* start DATA FOR PROCESSING *

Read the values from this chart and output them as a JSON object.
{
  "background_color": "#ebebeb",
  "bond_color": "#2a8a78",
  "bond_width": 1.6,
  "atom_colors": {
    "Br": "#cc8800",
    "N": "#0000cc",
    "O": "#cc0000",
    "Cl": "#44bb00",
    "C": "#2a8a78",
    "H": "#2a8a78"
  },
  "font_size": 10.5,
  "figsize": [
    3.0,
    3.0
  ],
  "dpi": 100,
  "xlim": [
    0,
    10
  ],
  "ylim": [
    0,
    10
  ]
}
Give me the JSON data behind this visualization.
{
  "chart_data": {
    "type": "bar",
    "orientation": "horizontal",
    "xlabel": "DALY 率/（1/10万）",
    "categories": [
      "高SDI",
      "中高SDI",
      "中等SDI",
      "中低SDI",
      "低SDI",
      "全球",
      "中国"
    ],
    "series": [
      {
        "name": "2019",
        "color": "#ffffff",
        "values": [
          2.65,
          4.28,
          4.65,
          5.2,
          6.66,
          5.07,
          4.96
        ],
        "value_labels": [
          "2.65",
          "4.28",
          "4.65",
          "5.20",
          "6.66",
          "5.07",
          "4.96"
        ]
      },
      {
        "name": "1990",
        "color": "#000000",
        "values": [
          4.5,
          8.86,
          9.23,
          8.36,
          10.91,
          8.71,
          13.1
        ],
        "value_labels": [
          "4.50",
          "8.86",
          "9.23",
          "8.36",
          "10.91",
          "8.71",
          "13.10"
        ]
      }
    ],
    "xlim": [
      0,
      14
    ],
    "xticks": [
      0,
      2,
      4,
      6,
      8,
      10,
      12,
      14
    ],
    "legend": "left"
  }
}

* end DATA FOR PROCESSING *

WHAT YOU HAVE TO DO >>
Provide only the count of lines in the material above that hold the word "JSON".

FINISHED EXERCISE >>
2